■ THE PROBLEM ■
Make an exact copy of all the records.

[Stored items from a collection]
══════════════════════════════
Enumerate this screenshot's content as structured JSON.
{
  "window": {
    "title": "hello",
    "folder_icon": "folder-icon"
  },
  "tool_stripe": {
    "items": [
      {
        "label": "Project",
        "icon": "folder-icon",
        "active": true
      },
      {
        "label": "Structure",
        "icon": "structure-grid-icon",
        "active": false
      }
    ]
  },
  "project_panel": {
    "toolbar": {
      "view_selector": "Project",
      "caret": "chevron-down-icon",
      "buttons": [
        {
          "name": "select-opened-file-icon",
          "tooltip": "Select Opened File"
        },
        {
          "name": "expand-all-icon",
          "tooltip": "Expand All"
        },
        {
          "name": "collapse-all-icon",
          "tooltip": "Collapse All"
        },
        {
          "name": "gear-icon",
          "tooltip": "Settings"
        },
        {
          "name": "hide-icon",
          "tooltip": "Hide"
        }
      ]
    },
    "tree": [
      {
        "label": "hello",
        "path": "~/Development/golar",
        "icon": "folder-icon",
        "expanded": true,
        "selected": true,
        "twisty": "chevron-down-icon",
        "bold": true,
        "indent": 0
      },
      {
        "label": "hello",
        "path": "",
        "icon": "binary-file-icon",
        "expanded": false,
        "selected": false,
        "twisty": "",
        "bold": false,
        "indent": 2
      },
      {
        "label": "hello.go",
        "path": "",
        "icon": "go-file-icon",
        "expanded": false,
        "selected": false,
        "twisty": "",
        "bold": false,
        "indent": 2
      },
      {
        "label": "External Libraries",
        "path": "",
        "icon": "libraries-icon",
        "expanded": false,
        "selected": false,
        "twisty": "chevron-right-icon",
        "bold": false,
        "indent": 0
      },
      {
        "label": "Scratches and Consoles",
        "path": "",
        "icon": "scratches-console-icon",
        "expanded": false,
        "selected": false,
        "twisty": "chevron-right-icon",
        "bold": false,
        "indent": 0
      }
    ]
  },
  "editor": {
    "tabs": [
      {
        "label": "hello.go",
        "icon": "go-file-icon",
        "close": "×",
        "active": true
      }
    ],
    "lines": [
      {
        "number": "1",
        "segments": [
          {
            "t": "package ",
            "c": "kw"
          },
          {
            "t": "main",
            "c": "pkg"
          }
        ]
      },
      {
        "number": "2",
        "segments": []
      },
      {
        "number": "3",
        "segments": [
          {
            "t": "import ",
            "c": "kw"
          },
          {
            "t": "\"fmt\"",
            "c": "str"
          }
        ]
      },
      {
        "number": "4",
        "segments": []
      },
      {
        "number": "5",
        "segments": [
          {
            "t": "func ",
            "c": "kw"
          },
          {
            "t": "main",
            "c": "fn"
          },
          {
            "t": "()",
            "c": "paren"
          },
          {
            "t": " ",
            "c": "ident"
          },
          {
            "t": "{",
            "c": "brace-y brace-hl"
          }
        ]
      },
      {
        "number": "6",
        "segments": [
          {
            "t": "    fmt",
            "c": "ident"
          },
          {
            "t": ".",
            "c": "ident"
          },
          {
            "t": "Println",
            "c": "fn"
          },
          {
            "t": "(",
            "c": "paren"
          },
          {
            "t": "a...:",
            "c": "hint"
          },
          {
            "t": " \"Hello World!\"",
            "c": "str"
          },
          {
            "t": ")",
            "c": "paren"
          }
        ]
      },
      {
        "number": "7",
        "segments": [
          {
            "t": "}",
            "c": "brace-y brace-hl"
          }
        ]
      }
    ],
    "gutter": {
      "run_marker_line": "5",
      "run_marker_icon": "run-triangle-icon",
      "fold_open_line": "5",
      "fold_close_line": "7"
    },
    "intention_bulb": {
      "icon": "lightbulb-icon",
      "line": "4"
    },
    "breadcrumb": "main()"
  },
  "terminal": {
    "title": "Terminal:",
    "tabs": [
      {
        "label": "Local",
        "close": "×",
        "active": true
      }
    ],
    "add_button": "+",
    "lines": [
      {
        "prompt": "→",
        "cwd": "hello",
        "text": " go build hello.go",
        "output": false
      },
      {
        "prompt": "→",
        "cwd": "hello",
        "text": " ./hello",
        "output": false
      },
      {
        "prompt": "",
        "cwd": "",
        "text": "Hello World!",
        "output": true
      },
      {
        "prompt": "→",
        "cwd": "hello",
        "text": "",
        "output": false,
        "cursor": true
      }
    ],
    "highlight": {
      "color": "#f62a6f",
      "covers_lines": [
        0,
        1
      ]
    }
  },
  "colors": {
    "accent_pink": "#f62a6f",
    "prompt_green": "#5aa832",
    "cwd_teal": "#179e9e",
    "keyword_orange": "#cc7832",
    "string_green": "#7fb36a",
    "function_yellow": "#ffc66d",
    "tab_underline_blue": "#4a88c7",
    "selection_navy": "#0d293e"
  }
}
══════════════════════════════
■ CORRECT ANSWER ■
Enumerate this screenshot's content as structured JSON.
{
  "window": {
    "title": "hello",
    "folder_icon": "folder-icon"
  },
  "tool_stripe": {
    "items": [
      {
        "label": "Project",
        "icon": "folder-icon",
        "active": true
      },
      {
        "label": "Structure",
        "icon": "structure-grid-icon",
        "active": false
      }
    ]
  },
  "project_panel": {
    "toolbar": {
      "view_selector": "Project",
      "caret": "chevron-down-icon",
      "buttons": [
        {
          "name": "select-opened-file-icon",
          "tooltip": "Select Opened File"
        },
        {
          "name": "expand-all-icon",
          "tooltip": "Expand All"
        },
        {
          "name": "collapse-all-icon",
          "tooltip": "Collapse All"
        },
        {
          "name": "gear-icon",
          "tooltip": "Settings"
        },
        {
          "name": "hide-icon",
          "tooltip": "Hide"
        }
      ]
    },
    "tree": [
      {
        "label": "hello",
        "path": "~/Development/golar",
        "icon": "folder-icon",
        "expanded": true,
        "selected": true,
        "twisty": "chevron-down-icon",
        "bold": true,
        "indent": 0
      },
      {
        "label": "hello",
        "path": "",
        "icon": "binary-file-icon",
        "expanded": false,
        "selected": false,
        "twisty": "",
        "bold": false,
        "indent": 2
      },
      {
        "label": "hello.go",
        "path": "",
        "icon": "go-file-icon",
        "expanded": false,
        "selected": false,
        "twisty": "",
        "bold": false,
        "indent": 2
      },
      {
        "label": "External Libraries",
        "path": "",
        "icon": "libraries-icon",
        "expanded": false,
        "selected": false,
        "twisty": "chevron-right-icon",
        "bold": false,
        "indent": 0
      },
      {
        "label": "Scratches and Consoles",
        "path": "",
        "icon": "scratches-console-icon",
        "expanded": false,
        "selected": false,
        "twisty": "chevron-right-icon",
        "bold": false,
        "indent": 0
      }
    ]
  },
  "editor": {
    "tabs": [
      {
        "label": "hello.go",
        "icon": "go-file-icon",
        "close": "×",
        "active": true
      }
    ],
    "lines": [
      {
        "number": "1",
        "segments": [
          {
            "t": "package ",
            "c": "kw"
          },
          {
            "t": "main",
            "c": "pkg"
          }
        ]
      },
      {
        "number": "2",
        "segments": []
      },
      {
        "number": "3",
        "segments": [
          {
            "t": "import ",
            "c": "kw"
          },
          {
            "t": "\"fmt\"",
            "c": "str"
          }
        ]
      },
      {
        "number": "4",
        "segments": []
      },
      {
        "number": "5",
        "segments": [
          {
            "t": "func ",
            "c": "kw"
          },
          {
            "t": "main",
            "c": "fn"
          },
          {
            "t": "()",
            "c": "paren"
          },
          {
            "t": " ",
            "c": "ident"
          },
          {
            "t": "{",
            "c": "brace-y brace-hl"
          }
        ]
      },
      {
        "number": "6",
        "segments": [
          {
            "t": "    fmt",
            "c": "ident"
          },
          {
            "t": ".",
            "c": "ident"
          },
          {
            "t": "Println",
            "c": "fn"
          },
          {
            "t": "(",
            "c": "paren"
          },
          {
            "t": "a...:",
            "c": "hint"
          },
          {
            "t": " \"Hello World!\"",
            "c": "str"
          },
          {
            "t": ")",
            "c": "paren"
          }
        ]
      },
      {
        "number": "7",
        "segments": [
          {
            "t": "}",
            "c": "brace-y brace-hl"
          }
        ]
      }
    ],
    "gutter": {
      "run_marker_line": "5",
      "run_marker_icon": "run-triangle-icon",
      "fold_open_line": "5",
      "fold_close_line": "7"
    },
    "intention_bulb": {
      "icon": "lightbulb-icon",
      "line": "4"
    },
    "breadcrumb": "main()"
  },
  "terminal": {
    "title": "Terminal:",
    "tabs": [
      {
        "label": "Local",
        "close": "×",
        "active": true
      }
    ],
    "add_button": "+",
    "lines": [
      {
        "prompt": "→",
        "cwd": "hello",
        "text": " go build hello.go",
        "output": false
      },
      {
        "prompt": "→",
        "cwd": "hello",
        "text": " ./hello",
        "output": false
      },
      {
        "prompt": "",
        "cwd": "",
        "text": "Hello World!",
        "output": true
      },
      {
        "prompt": "→",
        "cwd": "hello",
        "text": "",
        "output": false,
        "cursor": true
      }
    ],
    "highlight": {
      "color": "#f62a6f",
      "covers_lines": [
        0,
        1
      ]
    }
  },
  "colors": {
    "accent_pink": "#f62a6f",
    "prompt_green": "#5aa832",
    "cwd_teal": "#179e9e",
    "keyword_orange": "#cc7832",
    "string_green": "#7fb36a",
    "function_yellow": "#ffc66d",
    "tab_underline_blue": "#4a88c7",
    "selection_navy": "#0d293e"
  }
}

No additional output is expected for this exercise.